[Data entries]

════

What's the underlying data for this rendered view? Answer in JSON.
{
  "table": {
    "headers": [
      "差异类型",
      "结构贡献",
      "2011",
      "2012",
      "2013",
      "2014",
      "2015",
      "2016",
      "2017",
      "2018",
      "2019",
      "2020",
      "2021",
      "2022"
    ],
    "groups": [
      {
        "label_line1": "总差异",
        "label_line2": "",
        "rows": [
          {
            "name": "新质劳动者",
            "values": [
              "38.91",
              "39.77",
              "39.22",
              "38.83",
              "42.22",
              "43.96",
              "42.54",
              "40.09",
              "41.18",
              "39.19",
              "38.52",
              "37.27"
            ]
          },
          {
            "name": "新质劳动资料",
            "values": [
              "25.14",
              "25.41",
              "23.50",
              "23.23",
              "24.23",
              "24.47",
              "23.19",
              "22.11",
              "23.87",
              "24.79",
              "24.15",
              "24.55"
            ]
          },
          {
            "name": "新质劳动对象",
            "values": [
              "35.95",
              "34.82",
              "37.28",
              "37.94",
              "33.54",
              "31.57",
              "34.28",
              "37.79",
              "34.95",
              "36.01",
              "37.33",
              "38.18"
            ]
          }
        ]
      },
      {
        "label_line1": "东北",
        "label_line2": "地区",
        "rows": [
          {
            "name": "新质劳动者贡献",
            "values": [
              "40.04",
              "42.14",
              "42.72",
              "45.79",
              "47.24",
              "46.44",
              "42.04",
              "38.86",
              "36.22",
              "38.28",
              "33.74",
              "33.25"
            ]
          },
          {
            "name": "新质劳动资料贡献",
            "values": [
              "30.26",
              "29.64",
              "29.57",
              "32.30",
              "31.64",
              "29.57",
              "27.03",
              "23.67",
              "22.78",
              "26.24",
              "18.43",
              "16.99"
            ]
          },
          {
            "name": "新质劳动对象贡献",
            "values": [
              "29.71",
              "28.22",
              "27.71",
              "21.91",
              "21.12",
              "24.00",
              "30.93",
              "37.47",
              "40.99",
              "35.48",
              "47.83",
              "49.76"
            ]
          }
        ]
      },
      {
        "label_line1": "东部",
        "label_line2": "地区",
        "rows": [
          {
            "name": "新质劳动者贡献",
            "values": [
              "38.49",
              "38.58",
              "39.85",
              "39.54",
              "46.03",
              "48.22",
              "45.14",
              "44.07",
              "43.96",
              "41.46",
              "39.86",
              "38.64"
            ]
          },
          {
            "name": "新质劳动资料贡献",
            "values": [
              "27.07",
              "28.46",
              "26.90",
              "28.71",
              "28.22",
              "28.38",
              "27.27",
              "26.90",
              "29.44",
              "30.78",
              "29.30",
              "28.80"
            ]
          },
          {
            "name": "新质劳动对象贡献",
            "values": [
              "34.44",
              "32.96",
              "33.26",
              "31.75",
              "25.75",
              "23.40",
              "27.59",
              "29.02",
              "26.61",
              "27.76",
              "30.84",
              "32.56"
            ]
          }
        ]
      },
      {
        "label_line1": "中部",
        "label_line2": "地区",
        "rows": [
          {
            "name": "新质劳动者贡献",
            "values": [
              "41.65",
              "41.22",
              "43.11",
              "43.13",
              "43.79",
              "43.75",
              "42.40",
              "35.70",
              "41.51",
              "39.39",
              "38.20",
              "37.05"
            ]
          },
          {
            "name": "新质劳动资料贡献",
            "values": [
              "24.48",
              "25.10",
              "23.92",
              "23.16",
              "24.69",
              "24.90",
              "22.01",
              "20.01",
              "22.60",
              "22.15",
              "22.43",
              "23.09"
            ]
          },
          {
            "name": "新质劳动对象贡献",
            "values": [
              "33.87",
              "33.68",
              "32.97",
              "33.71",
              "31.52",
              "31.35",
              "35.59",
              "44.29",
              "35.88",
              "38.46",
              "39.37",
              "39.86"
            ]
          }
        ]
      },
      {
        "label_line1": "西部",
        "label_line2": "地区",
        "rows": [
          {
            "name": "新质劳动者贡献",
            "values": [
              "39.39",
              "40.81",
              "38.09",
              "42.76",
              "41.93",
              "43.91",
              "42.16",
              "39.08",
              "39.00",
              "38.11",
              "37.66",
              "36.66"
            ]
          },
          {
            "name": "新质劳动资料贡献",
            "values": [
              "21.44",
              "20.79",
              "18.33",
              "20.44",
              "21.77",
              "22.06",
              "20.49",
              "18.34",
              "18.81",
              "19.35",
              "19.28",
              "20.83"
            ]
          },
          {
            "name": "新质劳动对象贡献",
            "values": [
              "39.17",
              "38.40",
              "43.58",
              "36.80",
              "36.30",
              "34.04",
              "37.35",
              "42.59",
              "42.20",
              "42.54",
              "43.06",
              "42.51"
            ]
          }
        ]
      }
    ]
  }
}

════

Write out the entries above once more, without altering anything.

What's the underlying data for this rendered view? Answer in JSON.
{
  "table": {
    "headers": [
      "差异类型",
      "结构贡献",
      "2011",
      "2012",
      "2013",
      "2014",
      "2015",
      "2016",
      "2017",
      "2018",
      "2019",
      "2020",
      "2021",
      "2022"
    ],
    "groups": [
      {
        "label_line1": "总差异",
        "label_line2": "",
        "rows": [
          {
            "name": "新质劳动者",
            "values": [
              "38.91",
              "39.77",
              "39.22",
              "38.83",
              "42.22",
              "43.96",
              "42.54",
              "40.09",
              "41.18",
              "39.19",
              "38.52",
              "37.27"
            ]
          },
          {
            "name": "新质劳动资料",
            "values": [
              "25.14",
              "25.41",
              "23.50",
              "23.23",
              "24.23",
              "24.47",
              "23.19",
              "22.11",
              "23.87",
              "24.79",
              "24.15",
              "24.55"
            ]
          },
          {
            "name": "新质劳动对象",
            "values": [
              "35.95",
              "34.82",
              "37.28",
              "37.94",
              "33.54",
              "31.57",
              "34.28",
              "37.79",
              "34.95",
              "36.01",
              "37.33",
              "38.18"
            ]
          }
        ]
      },
      {
        "label_line1": "东北",
        "label_line2": "地区",
        "rows": [
          {
            "name": "新质劳动者贡献",
            "values": [
              "40.04",
              "42.14",
              "42.72",
              "45.79",
              "47.24",
              "46.44",
              "42.04",
              "38.86",
              "36.22",
              "38.28",
              "33.74",
              "33.25"
            ]
          },
          {
            "name": "新质劳动资料贡献",
            "values": [
              "30.26",
              "29.64",
              "29.57",
              "32.30",
              "31.64",
              "29.57",
              "27.03",
              "23.67",
              "22.78",
              "26.24",
              "18.43",
              "16.99"
            ]
          },
          {
            "name": "新质劳动对象贡献",
            "values": [
              "29.71",
              "28.22",
              "27.71",
              "21.91",
              "21.12",
              "24.00",
              "30.93",
              "37.47",
              "40.99",
              "35.48",
              "47.83",
              "49.76"
            ]
          }
        ]
      },
      {
        "label_line1": "东部",
        "label_line2": "地区",
        "rows": [
          {
            "name": "新质劳动者贡献",
            "values": [
              "38.49",
              "38.58",
              "39.85",
              "39.54",
              "46.03",
              "48.22",
              "45.14",
              "44.07",
              "43.96",
              "41.46",
              "39.86",
              "38.64"
            ]
          },
          {
            "name": "新质劳动资料贡献",
            "values": [
              "27.07",
              "28.46",
              "26.90",
              "28.71",
              "28.22",
              "28.38",
              "27.27",
              "26.90",
              "29.44",
              "30.78",
              "29.30",
              "28.80"
            ]
          },
          {
            "name": "新质劳动对象贡献",
            "values": [
              "34.44",
              "32.96",
              "33.26",
              "31.75",
              "25.75",
              "23.40",
              "27.59",
              "29.02",
              "26.61",
              "27.76",
              "30.84",
              "32.56"
            ]
          }
        ]
      },
      {
        "label_line1": "中部",
        "label_line2": "地区",
        "rows": [
          {
            "name": "新质劳动者贡献",
            "values": [
              "41.65",
              "41.22",
              "43.11",
              "43.13",
              "43.79",
              "43.75",
              "42.40",
              "35.70",
              "41.51",
              "39.39",
              "38.20",
              "37.05"
            ]
          },
          {
            "name": "新质劳动资料贡献",
            "values": [
              "24.48",
              "25.10",
              "23.92",
              "23.16",
              "24.69",
              "24.90",
              "22.01",
              "20.01",
              "22.60",
              "22.15",
              "22.43",
              "23.09"
            ]
          },
          {
            "name": "新质劳动对象贡献",
            "values": [
              "33.87",
              "33.68",
              "32.97",
              "33.71",
              "31.52",
              "31.35",
              "35.59",
              "44.29",
              "35.88",
              "38.46",
              "39.37",
              "39.86"
            ]
          }
        ]
      },
      {
        "label_line1": "西部",
        "label_line2": "地区",
        "rows": [
          {
            "name": "新质劳动者贡献",
            "values": [
              "39.39",
              "40.81",
              "38.09",
              "42.76",
              "41.93",
              "43.91",
              "42.16",
              "39.08",
              "39.00",
              "38.11",
              "37.66",
              "36.66"
            ]
          },
          {
            "name": "新质劳动资料贡献",
            "values": [
              "21.44",
              "20.79",
              "18.33",
              "20.44",
              "21.77",
              "22.06",
              "20.49",
              "18.34",
              "18.81",
              "19.35",
              "19.28",
              "20.83"
            ]
          },
          {
            "name": "新质劳动对象贡献",
            "values": [
              "39.17",
              "38.40",
              "43.58",
              "36.80",
              "36.30",
              "34.04",
              "37.35",
              "42.59",
              "42.20",
              "42.54",
              "43.06",
              "42.51"
            ]
          }
        ]
      }
    ]
  }
}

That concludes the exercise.